═══ Data shown ═══

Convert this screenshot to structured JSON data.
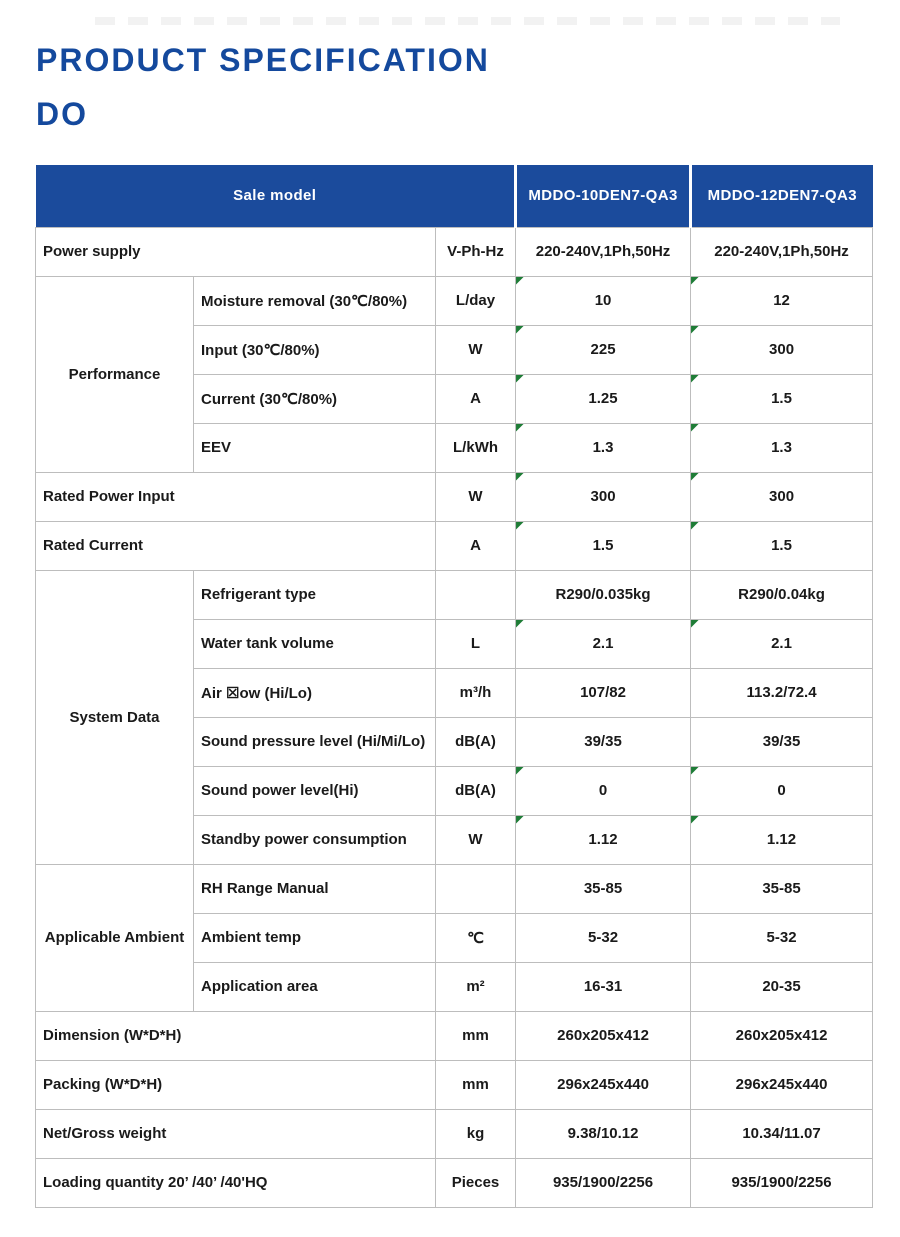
{
  "page": {
    "title_line1": "PRODUCT SPECIFICATION",
    "title_line2": "DO"
  },
  "colors": {
    "header_background": "#1b4b9c",
    "title_blue": "#14499d",
    "row_shade": "#efefef",
    "grid_border": "#bdbdbd",
    "cell_flag_green": "#1e7c36"
  },
  "table": {
    "header": {
      "label": "Sale model",
      "models": [
        "MDDO-10DEN7-QA3",
        "MDDO-12DEN7-QA3"
      ]
    },
    "rows": [
      {
        "group": null,
        "group_rowspan": 0,
        "label": "Power supply",
        "label_colspan": 2,
        "unit": "V-Ph-Hz",
        "values": [
          "220-240V,1Ph,50Hz",
          "220-240V,1Ph,50Hz"
        ],
        "shaded": false,
        "flagged": false
      },
      {
        "group": "Performance",
        "group_rowspan": 4,
        "label": "Moisture removal (30℃/80%)",
        "label_colspan": 1,
        "unit": "L/day",
        "values": [
          "10",
          "12"
        ],
        "shaded": true,
        "flagged": true
      },
      {
        "group": null,
        "group_rowspan": 0,
        "label": "Input (30℃/80%)",
        "label_colspan": 1,
        "unit": "W",
        "values": [
          "225",
          "300"
        ],
        "shaded": false,
        "flagged": true
      },
      {
        "group": null,
        "group_rowspan": 0,
        "label": "Current (30℃/80%)",
        "label_colspan": 1,
        "unit": "A",
        "values": [
          "1.25",
          "1.5"
        ],
        "shaded": true,
        "flagged": true
      },
      {
        "group": null,
        "group_rowspan": 0,
        "label": "EEV",
        "label_colspan": 1,
        "unit": "L/kWh",
        "values": [
          "1.3",
          "1.3"
        ],
        "shaded": false,
        "flagged": true
      },
      {
        "group": null,
        "group_rowspan": 0,
        "label": "Rated Power Input",
        "label_colspan": 2,
        "unit": "W",
        "values": [
          "300",
          "300"
        ],
        "shaded": true,
        "flagged": true
      },
      {
        "group": null,
        "group_rowspan": 0,
        "label": "Rated Current",
        "label_colspan": 2,
        "unit": "A",
        "values": [
          "1.5",
          "1.5"
        ],
        "shaded": false,
        "flagged": true
      },
      {
        "group": "System Data",
        "group_rowspan": 6,
        "label": "Refrigerant type",
        "label_colspan": 1,
        "unit": "",
        "values": [
          "R290/0.035kg",
          "R290/0.04kg"
        ],
        "shaded": true,
        "flagged": false
      },
      {
        "group": null,
        "group_rowspan": 0,
        "label": "Water tank volume",
        "label_colspan": 1,
        "unit": "L",
        "values": [
          "2.1",
          "2.1"
        ],
        "shaded": false,
        "flagged": true
      },
      {
        "group": null,
        "group_rowspan": 0,
        "label": "Air ☒ow (Hi/Lo)",
        "label_colspan": 1,
        "unit": "m³/h",
        "values": [
          "107/82",
          "113.2/72.4"
        ],
        "shaded": true,
        "flagged": false
      },
      {
        "group": null,
        "group_rowspan": 0,
        "label": "Sound pressure level (Hi/Mi/Lo)",
        "label_colspan": 1,
        "unit": "dB(A)",
        "values": [
          "39/35",
          "39/35"
        ],
        "shaded": false,
        "flagged": false
      },
      {
        "group": null,
        "group_rowspan": 0,
        "label": "Sound power level(Hi)",
        "label_colspan": 1,
        "unit": "dB(A)",
        "values": [
          "0",
          "0"
        ],
        "shaded": true,
        "flagged": true
      },
      {
        "group": null,
        "group_rowspan": 0,
        "label": "Standby power consumption",
        "label_colspan": 1,
        "unit": "W",
        "values": [
          "1.12",
          "1.12"
        ],
        "shaded": false,
        "flagged": true
      },
      {
        "group": "Applicable Ambient",
        "group_rowspan": 3,
        "label": "RH Range Manual",
        "label_colspan": 1,
        "unit": "",
        "values": [
          "35-85",
          "35-85"
        ],
        "shaded": true,
        "flagged": false
      },
      {
        "group": null,
        "group_rowspan": 0,
        "label": "Ambient temp",
        "label_colspan": 1,
        "unit": "℃",
        "values": [
          "5-32",
          "5-32"
        ],
        "shaded": false,
        "flagged": false
      },
      {
        "group": null,
        "group_rowspan": 0,
        "label": "Application area",
        "label_colspan": 1,
        "unit": "m²",
        "values": [
          "16-31",
          "20-35"
        ],
        "shaded": true,
        "flagged": false
      },
      {
        "group": null,
        "group_rowspan": 0,
        "label": "Dimension (W*D*H)",
        "label_colspan": 2,
        "unit": "mm",
        "values": [
          "260x205x412",
          "260x205x412"
        ],
        "shaded": false,
        "flagged": false
      },
      {
        "group": null,
        "group_rowspan": 0,
        "label": "Packing (W*D*H)",
        "label_colspan": 2,
        "unit": "mm",
        "values": [
          "296x245x440",
          "296x245x440"
        ],
        "shaded": true,
        "flagged": false
      },
      {
        "group": null,
        "group_rowspan": 0,
        "label": "Net/Gross weight",
        "label_colspan": 2,
        "unit": "kg",
        "values": [
          "9.38/10.12",
          "10.34/11.07"
        ],
        "shaded": false,
        "flagged": false
      },
      {
        "group": null,
        "group_rowspan": 0,
        "label": "Loading quantity 20’ /40’ /40'HQ",
        "label_colspan": 2,
        "unit": "Pieces",
        "values": [
          "935/1900/2256",
          "935/1900/2256"
        ],
        "shaded": true,
        "flagged": false
      }
    ]
  }
}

═══

What you have to do:
Determine the number of lines in the listing that hold the word "Current", and supply that number and nothing further.

Answer below:
2